**TASK BRIEF**
Among the entries, which lines carry the string "produce"? Copy each of them.

::: GIVEN INFORMATION :::

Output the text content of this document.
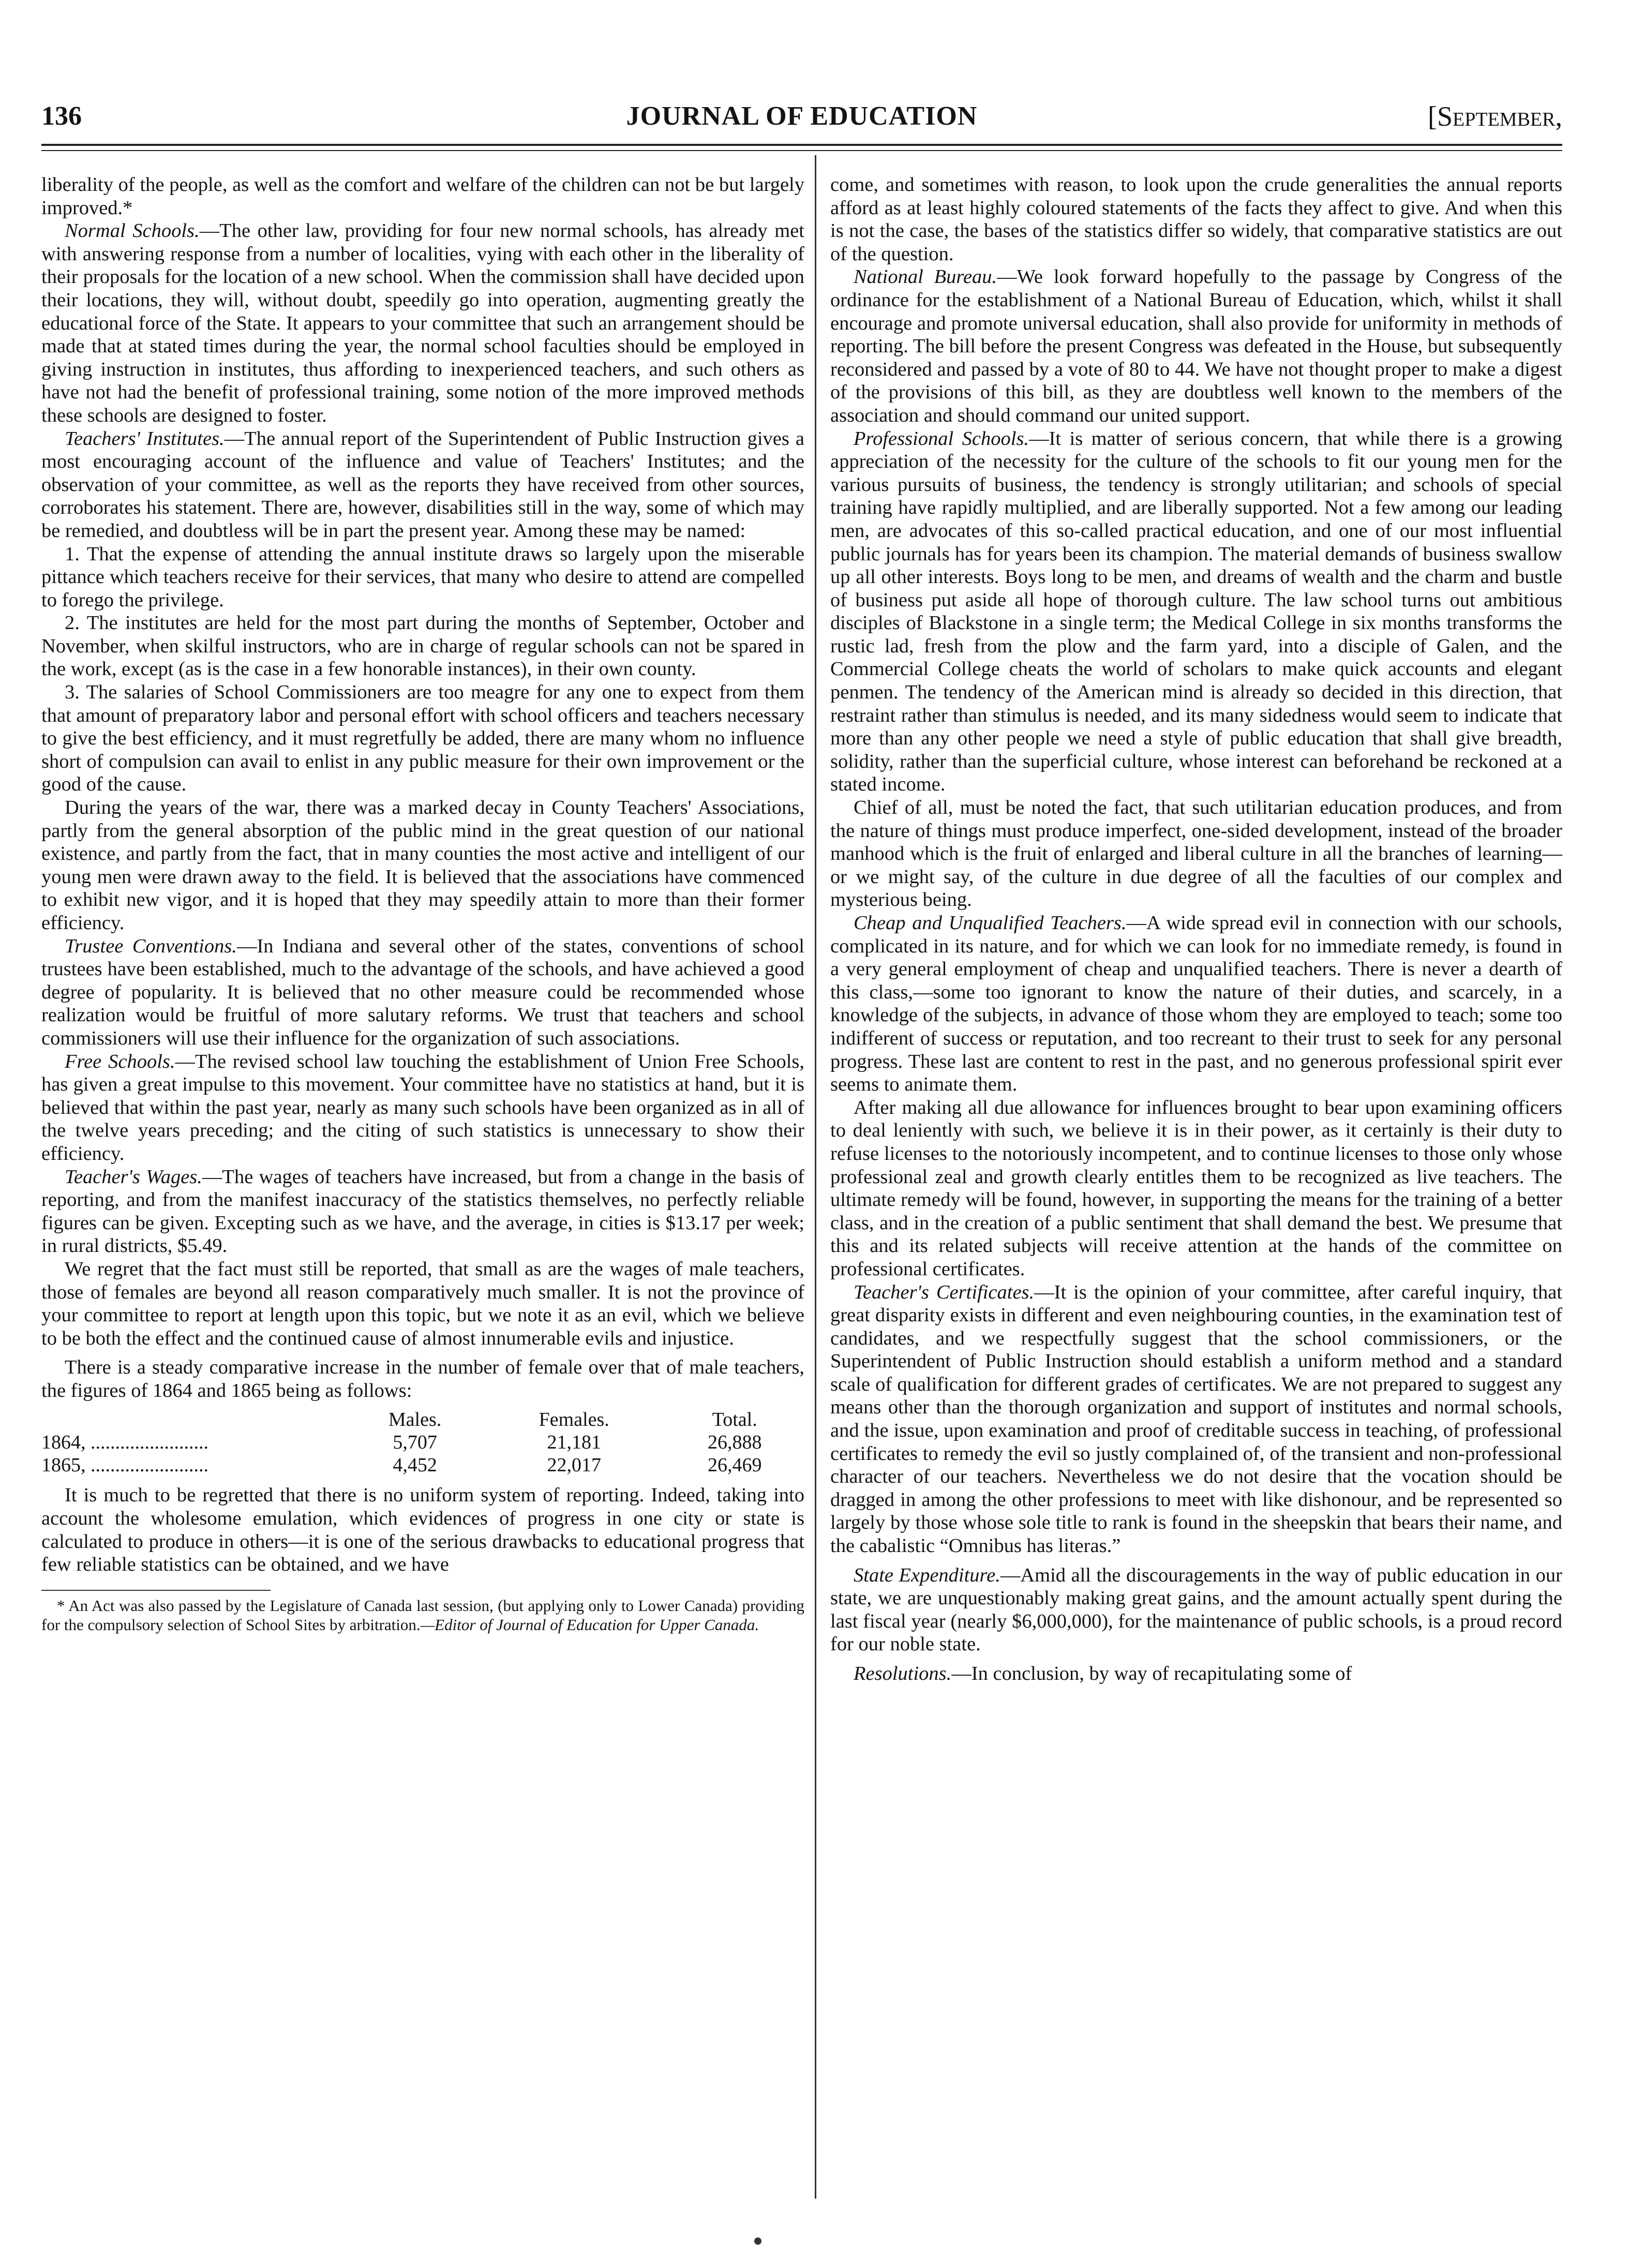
136	JOURNAL OF EDUCATION	[September,

liberality of the people, as well as the comfort and welfare of the children can not be but largely improved.*

Normal Schools.—The other law, providing for four new normal schools, has already met with answering response from a number of localities, vying with each other in the liberality of their proposals for the location of a new school. When the commission shall have decided upon their locations, they will, without doubt, speedily go into operation, augmenting greatly the educational force of the State. It appears to your committee that such an arrangement should be made that at stated times during the year, the normal school faculties should be employed in giving instruction in institutes, thus affording to inexperienced teachers, and such others as have not had the benefit of professional training, some notion of the more improved methods these schools are designed to foster.

Teachers' Institutes.—The annual report of the Superintendent of Public Instruction gives a most encouraging account of the influence and value of Teachers' Institutes; and the observation of your committee, as well as the reports they have received from other sources, corroborates his statement. There are, however, disabilities still in the way, some of which may be remedied, and doubtless will be in part the present year. Among these may be named:

1. That the expense of attending the annual institute draws so largely upon the miserable pittance which teachers receive for their services, that many who desire to attend are compelled to forego the privilege.

2. The institutes are held for the most part during the months of September, October and November, when skilful instructors, who are in charge of regular schools can not be spared in the work, except (as is the case in a few honorable instances), in their own county.

3. The salaries of School Commissioners are too meagre for any one to expect from them that amount of preparatory labor and personal effort with school officers and teachers necessary to give the best efficiency, and it must regretfully be added, there are many whom no influence short of compulsion can avail to enlist in any public measure for their own improvement or the good of the cause.

During the years of the war, there was a marked decay in County Teachers' Associations, partly from the general absorption of the public mind in the great question of our national existence, and partly from the fact, that in many counties the most active and intelligent of our young men were drawn away to the field. It is believed that the associations have commenced to exhibit new vigor, and it is hoped that they may speedily attain to more than their former efficiency.

Trustee Conventions.—In Indiana and several other of the states, conventions of school trustees have been established, much to the advantage of the schools, and have achieved a good degree of popularity. It is believed that no other measure could be recommended whose realization would be fruitful of more salutary reforms. We trust that teachers and school commissioners will use their influence for the organization of such associations.

Free Schools.—The revised school law touching the establishment of Union Free Schools, has given a great impulse to this movement. Your committee have no statistics at hand, but it is believed that within the past year, nearly as many such schools have been organized as in all of the twelve years preceding; and the citing of such statistics is unnecessary to show their efficiency.

Teacher's Wages.—The wages of teachers have increased, but from a change in the basis of reporting, and from the manifest inaccuracy of the statistics themselves, no perfectly reliable figures can be given. Excepting such as we have, and the average, in cities is $13.17 per week; in rural districts, $5.49.

We regret that the fact must still be reported, that small as are the wages of male teachers, those of females are beyond all reason comparatively much smaller. It is not the province of your committee to report at length upon this topic, but we note it as an evil, which we believe to be both the effect and the continued cause of almost innumerable evils and injustice.

There is a steady comparative increase in the number of female over that of male teachers, the figures of 1864 and 1865 being as follows:

	Males.	Females.	Total.
1864, ........................	5,707	21,181	26,888
1865, ........................	4,452	22,017	26,469

It is much to be regretted that there is no uniform system of reporting. Indeed, taking into account the wholesome emulation, which evidences of progress in one city or state is calculated to produce in others—it is one of the serious drawbacks to educational progress that few reliable statistics can be obtained, and we have

* An Act was also passed by the Legislature of Canada last session, (but applying only to Lower Canada) providing for the compulsory selection of School Sites by arbitration.—Editor of Journal of Education for Upper Canada.

come, and sometimes with reason, to look upon the crude generalities the annual reports afford as at least highly coloured statements of the facts they affect to give. And when this is not the case, the bases of the statistics differ so widely, that comparative statistics are out of the question.

National Bureau.—We look forward hopefully to the passage by Congress of the ordinance for the establishment of a National Bureau of Education, which, whilst it shall encourage and promote universal education, shall also provide for uniformity in methods of reporting. The bill before the present Congress was defeated in the House, but subsequently reconsidered and passed by a vote of 80 to 44. We have not thought proper to make a digest of the provisions of this bill, as they are doubtless well known to the members of the association and should command our united support.

Professional Schools.—It is matter of serious concern, that while there is a growing appreciation of the necessity for the culture of the schools to fit our young men for the various pursuits of business, the tendency is strongly utilitarian; and schools of special training have rapidly multiplied, and are liberally supported. Not a few among our leading men, are advocates of this so-called practical education, and one of our most influential public journals has for years been its champion. The material demands of business swallow up all other interests. Boys long to be men, and dreams of wealth and the charm and bustle of business put aside all hope of thorough culture. The law school turns out ambitious disciples of Blackstone in a single term; the Medical College in six months transforms the rustic lad, fresh from the plow and the farm yard, into a disciple of Galen, and the Commercial College cheats the world of scholars to make quick accounts and elegant penmen. The tendency of the American mind is already so decided in this direction, that restraint rather than stimulus is needed, and its many sidedness would seem to indicate that more than any other people we need a style of public education that shall give breadth, solidity, rather than the superficial culture, whose interest can beforehand be reckoned at a stated income.

Chief of all, must be noted the fact, that such utilitarian education produces, and from the nature of things must produce imperfect, one-sided development, instead of the broader manhood which is the fruit of enlarged and liberal culture in all the branches of learning—or we might say, of the culture in due degree of all the faculties of our complex and mysterious being.

Cheap and Unqualified Teachers.—A wide spread evil in connection with our schools, complicated in its nature, and for which we can look for no immediate remedy, is found in a very general employment of cheap and unqualified teachers. There is never a dearth of this class,—some too ignorant to know the nature of their duties, and scarcely, in a knowledge of the subjects, in advance of those whom they are employed to teach; some too indifferent of success or reputation, and too recreant to their trust to seek for any personal progress. These last are content to rest in the past, and no generous professional spirit ever seems to animate them.

After making all due allowance for influences brought to bear upon examining officers to deal leniently with such, we believe it is in their power, as it certainly is their duty to refuse licenses to the notoriously incompetent, and to continue licenses to those only whose professional zeal and growth clearly entitles them to be recognized as live teachers. The ultimate remedy will be found, however, in supporting the means for the training of a better class, and in the creation of a public sentiment that shall demand the best. We presume that this and its related subjects will receive attention at the hands of the committee on professional certificates.

Teacher's Certificates.—It is the opinion of your committee, after careful inquiry, that great disparity exists in different and even neighbouring counties, in the examination test of candidates, and we respectfully suggest that the school commissioners, or the Superintendent of Public Instruction should establish a uniform method and a standard scale of qualification for different grades of certificates. We are not prepared to suggest any means other than the thorough organization and support of institutes and normal schools, and the issue, upon examination and proof of creditable success in teaching, of professional certificates to remedy the evil so justly complained of, of the transient and non-professional character of our teachers. Nevertheless we do not desire that the vocation should be dragged in among the other professions to meet with like dishonour, and be represented so largely by those whose sole title to rank is found in the sheepskin that bears their name, and the cabalistic “Omnibus has literas.”

State Expenditure.—Amid all the discouragements in the way of public education in our state, we are unquestionably making great gains, and the amount actually spent during the last fiscal year (nearly $6,000,000), for the maintenance of public schools, is a proud record for our noble state.

Resolutions.—In conclusion, by way of recapitulating some of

:::

**WRITTEN ANSWER**
It is much to be regretted that there is no uniform system of reporting. Indeed, taking into account the wholesome emulation, which evidences of progress in one city or state is calculated to produce in others—it is one of the serious drawbacks to educational progress that few reliable statistics can be obtained, and we have
Chief of all, must be noted the fact, that such utilitarian education produces, and from the nature of things must produce imperfect, one-sided development, instead of the broader manhood which is the fruit of enlarged and liberal culture in all the branches of learning—or we might say, of the culture in due degree of all the faculties of our complex and mysterious being.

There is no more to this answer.